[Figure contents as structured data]

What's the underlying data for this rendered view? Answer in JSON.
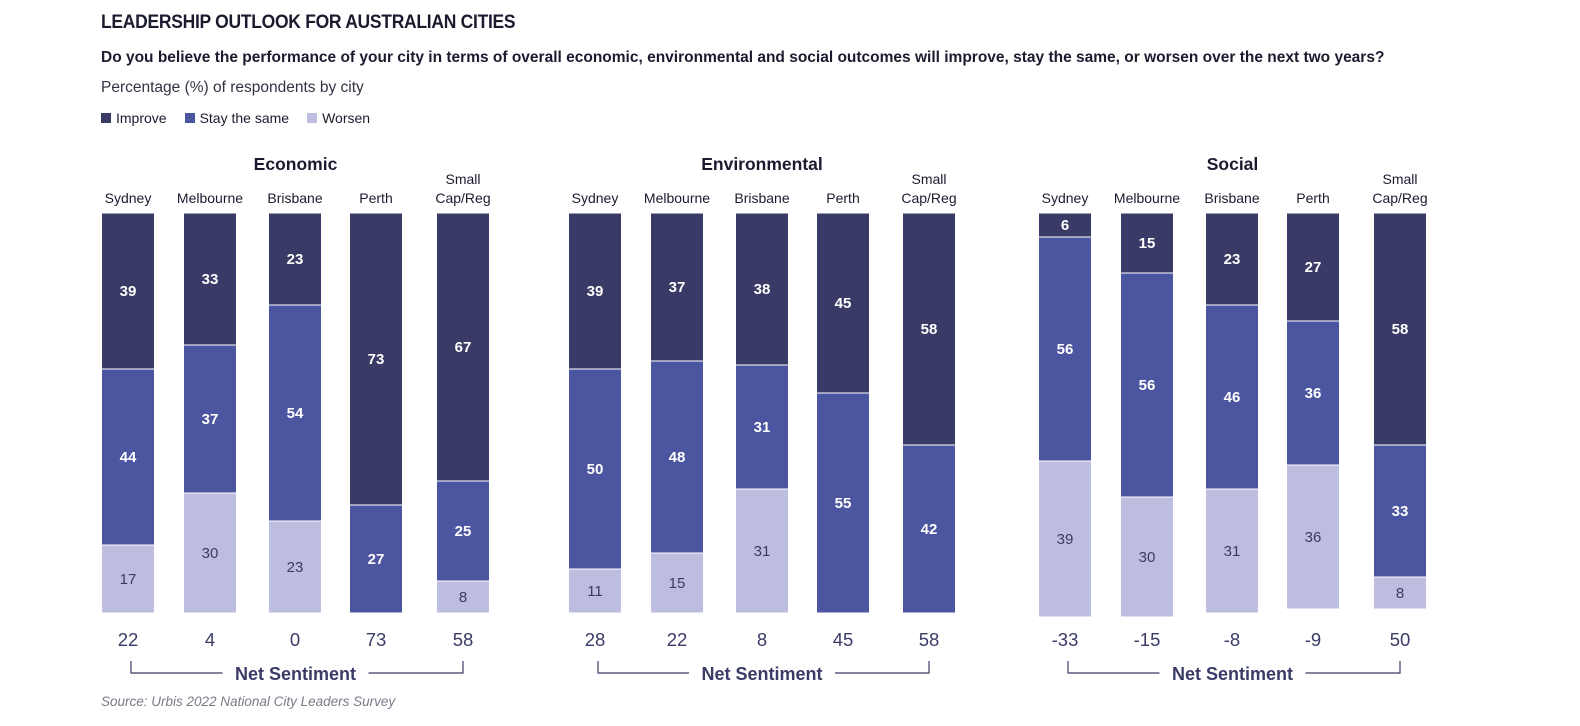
{
  "title": "LEADERSHIP OUTLOOK FOR AUSTRALIAN CITIES",
  "question": "Do you believe the performance of your city in terms of overall economic, environmental and social outcomes will improve, stay the same, or worsen over the next two years?",
  "subtitle": "Percentage (%) of respondents by city",
  "source": "Source: Urbis 2022 National City Leaders Survey",
  "legend": [
    {
      "name": "Improve",
      "color": "#393a65"
    },
    {
      "name": "Stay the same",
      "color": "#4c55a0"
    },
    {
      "name": "Worsen",
      "color": "#bdbde0"
    }
  ],
  "net_sentiment_label": "Net Sentiment",
  "chart_data": [
    {
      "type": "bar",
      "stacked": true,
      "title": "Economic",
      "categories": [
        [
          "Sydney"
        ],
        [
          "Melbourne"
        ],
        [
          "Brisbane"
        ],
        [
          "Perth"
        ],
        [
          "Small",
          "Cap/Reg"
        ]
      ],
      "series": [
        {
          "name": "Improve",
          "values": [
            39,
            33,
            23,
            73,
            67
          ]
        },
        {
          "name": "Stay the same",
          "values": [
            44,
            37,
            54,
            27,
            25
          ]
        },
        {
          "name": "Worsen",
          "values": [
            17,
            30,
            23,
            0,
            8
          ]
        }
      ],
      "net_sentiment": [
        22,
        4,
        0,
        73,
        58
      ]
    },
    {
      "type": "bar",
      "stacked": true,
      "title": "Environmental",
      "categories": [
        [
          "Sydney"
        ],
        [
          "Melbourne"
        ],
        [
          "Brisbane"
        ],
        [
          "Perth"
        ],
        [
          "Small",
          "Cap/Reg"
        ]
      ],
      "series": [
        {
          "name": "Improve",
          "values": [
            39,
            37,
            38,
            45,
            58
          ]
        },
        {
          "name": "Stay the same",
          "values": [
            50,
            48,
            31,
            55,
            42
          ]
        },
        {
          "name": "Worsen",
          "values": [
            11,
            15,
            31,
            0,
            0
          ]
        }
      ],
      "net_sentiment": [
        28,
        22,
        8,
        45,
        58
      ]
    },
    {
      "type": "bar",
      "stacked": true,
      "title": "Social",
      "categories": [
        [
          "Sydney"
        ],
        [
          "Melbourne"
        ],
        [
          "Brisbane"
        ],
        [
          "Perth"
        ],
        [
          "Small",
          "Cap/Reg"
        ]
      ],
      "series": [
        {
          "name": "Improve",
          "values": [
            6,
            15,
            23,
            27,
            58
          ]
        },
        {
          "name": "Stay the same",
          "values": [
            56,
            56,
            46,
            36,
            33
          ]
        },
        {
          "name": "Worsen",
          "values": [
            39,
            30,
            31,
            36,
            8
          ]
        }
      ],
      "net_sentiment": [
        -33,
        -15,
        -8,
        -9,
        50
      ]
    }
  ]
}
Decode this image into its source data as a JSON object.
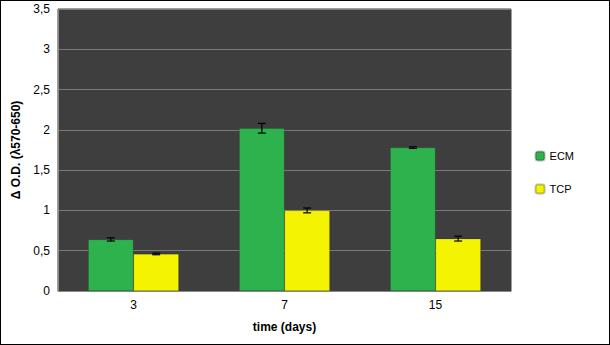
{
  "chart_data": {
    "type": "bar",
    "x_label": "time (days)",
    "y_label": "Δ O.D. (λ570-650)",
    "categories": [
      "3",
      "7",
      "15"
    ],
    "series": [
      {
        "name": "ECM",
        "color": "#2db24e",
        "values": [
          0.64,
          2.02,
          1.78
        ],
        "errors": [
          0.02,
          0.06,
          0.01
        ]
      },
      {
        "name": "TCP",
        "color": "#f4f400",
        "values": [
          0.46,
          1.0,
          0.65
        ],
        "errors": [
          0.01,
          0.03,
          0.03
        ]
      }
    ],
    "ylim": [
      0,
      3.5
    ],
    "yticks": [
      0,
      {
        "value": 0.5,
        "label": "0,5"
      },
      1,
      {
        "value": 1.5,
        "label": "1,5"
      },
      2,
      {
        "value": 2.5,
        "label": "2,5"
      },
      3,
      {
        "value": 3.5,
        "label": "3,5"
      }
    ],
    "grid": true,
    "legend": "right"
  }
}
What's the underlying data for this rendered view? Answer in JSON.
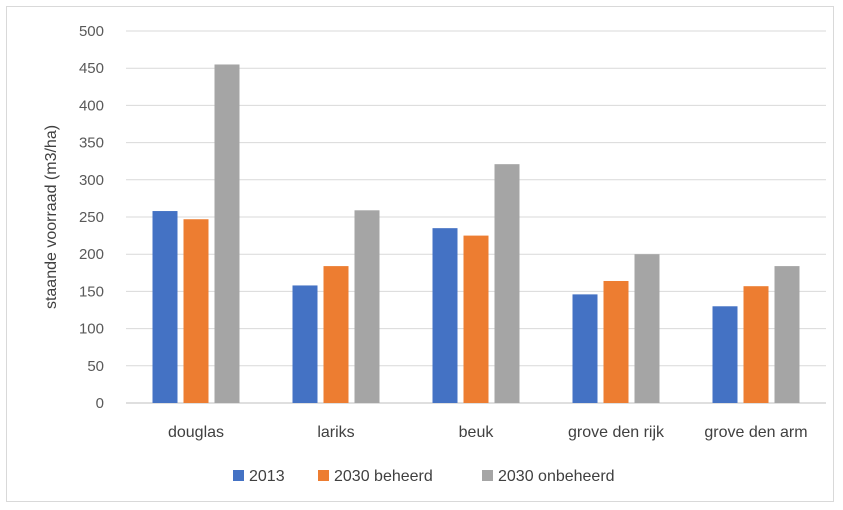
{
  "chart_data": {
    "type": "bar",
    "title": "",
    "xlabel": "",
    "ylabel": "staande voorraad (m3/ha)",
    "ylim": [
      0,
      500
    ],
    "yticks": [
      0,
      50,
      100,
      150,
      200,
      250,
      300,
      350,
      400,
      450,
      500
    ],
    "grid": true,
    "legend_position": "bottom",
    "categories": [
      "douglas",
      "lariks",
      "beuk",
      "grove den rijk",
      "grove den arm"
    ],
    "series": [
      {
        "name": "2013",
        "color": "#4472c4",
        "values": [
          258,
          158,
          235,
          146,
          130
        ]
      },
      {
        "name": "2030 beheerd",
        "color": "#ed7d31",
        "values": [
          247,
          184,
          225,
          164,
          157
        ]
      },
      {
        "name": "2030 onbeheerd",
        "color": "#a5a5a5",
        "values": [
          455,
          259,
          321,
          200,
          184
        ]
      }
    ]
  }
}
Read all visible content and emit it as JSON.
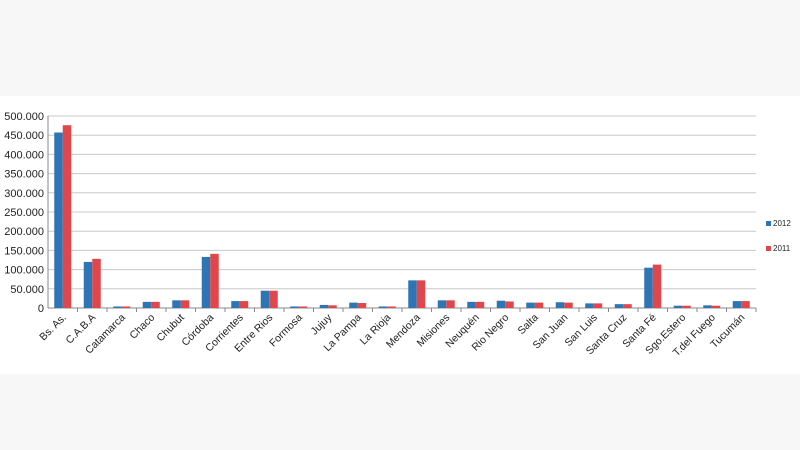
{
  "chart_data": {
    "type": "bar",
    "title": "",
    "xlabel": "",
    "ylabel": "",
    "ylim": [
      0,
      500000
    ],
    "y_ticks": [
      "0",
      "50.000",
      "100.000",
      "150.000",
      "200.000",
      "250.000",
      "300.000",
      "350.000",
      "400.000",
      "450.000",
      "500.000"
    ],
    "grid": true,
    "legend_position": "right",
    "categories": [
      "Bs. As.",
      "C.A.B.A",
      "Catamarca",
      "Chaco",
      "Chubut",
      "Córdoba",
      "Corrientes",
      "Entre Rios",
      "Formosa",
      "Jujuy",
      "La Pampa",
      "La Rioja",
      "Mendoza",
      "Misiones",
      "Neuquén",
      "Rio Negro",
      "Salta",
      "San Juan",
      "San Luis",
      "Santa Cruz",
      "Santa Fé",
      "Sgo.Estero",
      "T.del Fuego",
      "Tucumán"
    ],
    "series": [
      {
        "name": "2012",
        "color": "#2e75b6",
        "values": [
          457000,
          120000,
          4000,
          16000,
          20000,
          133000,
          18000,
          45000,
          4000,
          8000,
          14000,
          4000,
          72000,
          20000,
          16000,
          19000,
          14000,
          15000,
          12000,
          10000,
          105000,
          6000,
          7000,
          18000
        ]
      },
      {
        "name": "2011",
        "color": "#e0474c",
        "values": [
          476000,
          128000,
          4000,
          16000,
          20000,
          141000,
          18000,
          45000,
          4000,
          7000,
          13000,
          4000,
          72000,
          20000,
          16000,
          17000,
          14000,
          14000,
          12000,
          10000,
          113000,
          6000,
          6000,
          18000
        ]
      }
    ]
  }
}
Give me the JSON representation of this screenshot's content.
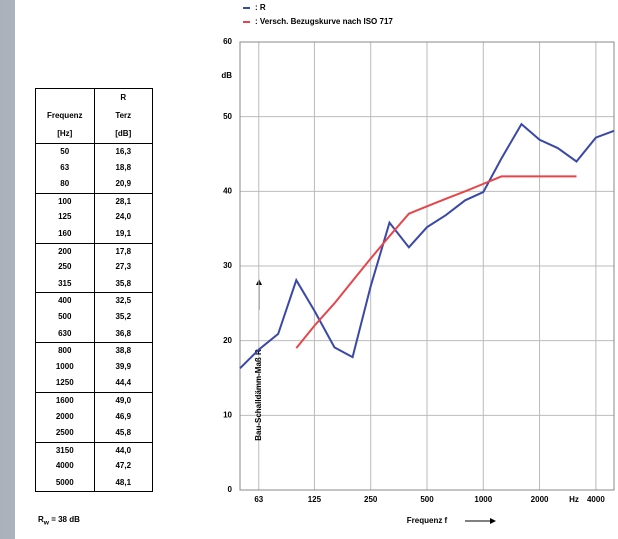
{
  "table": {
    "col1_header": [
      "Frequenz",
      "[Hz]"
    ],
    "col2_header": [
      "R",
      "Terz",
      "[dB]"
    ],
    "rows": [
      [
        "50",
        "16,3"
      ],
      [
        "63",
        "18,8"
      ],
      [
        "80",
        "20,9"
      ],
      [
        "100",
        "28,1"
      ],
      [
        "125",
        "24,0"
      ],
      [
        "160",
        "19,1"
      ],
      [
        "200",
        "17,8"
      ],
      [
        "250",
        "27,3"
      ],
      [
        "315",
        "35,8"
      ],
      [
        "400",
        "32,5"
      ],
      [
        "500",
        "35,2"
      ],
      [
        "630",
        "36,8"
      ],
      [
        "800",
        "38,8"
      ],
      [
        "1000",
        "39,9"
      ],
      [
        "1250",
        "44,4"
      ],
      [
        "1600",
        "49,0"
      ],
      [
        "2000",
        "46,9"
      ],
      [
        "2500",
        "45,8"
      ],
      [
        "3150",
        "44,0"
      ],
      [
        "4000",
        "47,2"
      ],
      [
        "5000",
        "48,1"
      ]
    ]
  },
  "footer": {
    "symbol": "R",
    "subscript": "w",
    "text": "= 38 dB"
  },
  "chart_data": {
    "type": "line",
    "x_label": "Frequenz f",
    "y_label": "Bau-Schalldämm-Maß R",
    "y_unit": "dB",
    "x_unit": "Hz",
    "x": [
      50,
      63,
      80,
      100,
      125,
      160,
      200,
      250,
      315,
      400,
      500,
      630,
      800,
      1000,
      1250,
      1600,
      2000,
      2500,
      3150,
      4000,
      5000
    ],
    "series": [
      {
        "name": ": R",
        "color": "#3a48a8",
        "values": [
          16.3,
          18.8,
          20.9,
          28.1,
          24.0,
          19.1,
          17.8,
          27.3,
          35.8,
          32.5,
          35.2,
          36.8,
          38.8,
          39.9,
          44.4,
          49.0,
          46.9,
          45.8,
          44.0,
          47.2,
          48.1
        ]
      },
      {
        "name": ": Versch. Bezugskurve nach ISO 717",
        "color": "#e8454a",
        "values": [
          null,
          null,
          null,
          19,
          22,
          25,
          28,
          31,
          34,
          37,
          38,
          39,
          40,
          41,
          42,
          42,
          42,
          42,
          42,
          null,
          null
        ]
      }
    ],
    "xlim": [
      50,
      5000
    ],
    "ylim": [
      0,
      60
    ],
    "log_x": true,
    "grid": true,
    "xticks": [
      63,
      125,
      250,
      500,
      1000,
      2000,
      4000
    ],
    "yticks": [
      0,
      10,
      20,
      30,
      40,
      50,
      60
    ]
  }
}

_TASK GOAL_
Using the listing above, list every line in which the string "JSON" occurs.

_TASK RESULT_
What's the underlying data for this rendered view? Answer in JSON.
Decode this image into its source data as a JSON object.
What's the underlying data for this rendered view? Answer in JSON.
Read all visible content and emit it as JSON.
Give me the JSON representation of this screenshot's content.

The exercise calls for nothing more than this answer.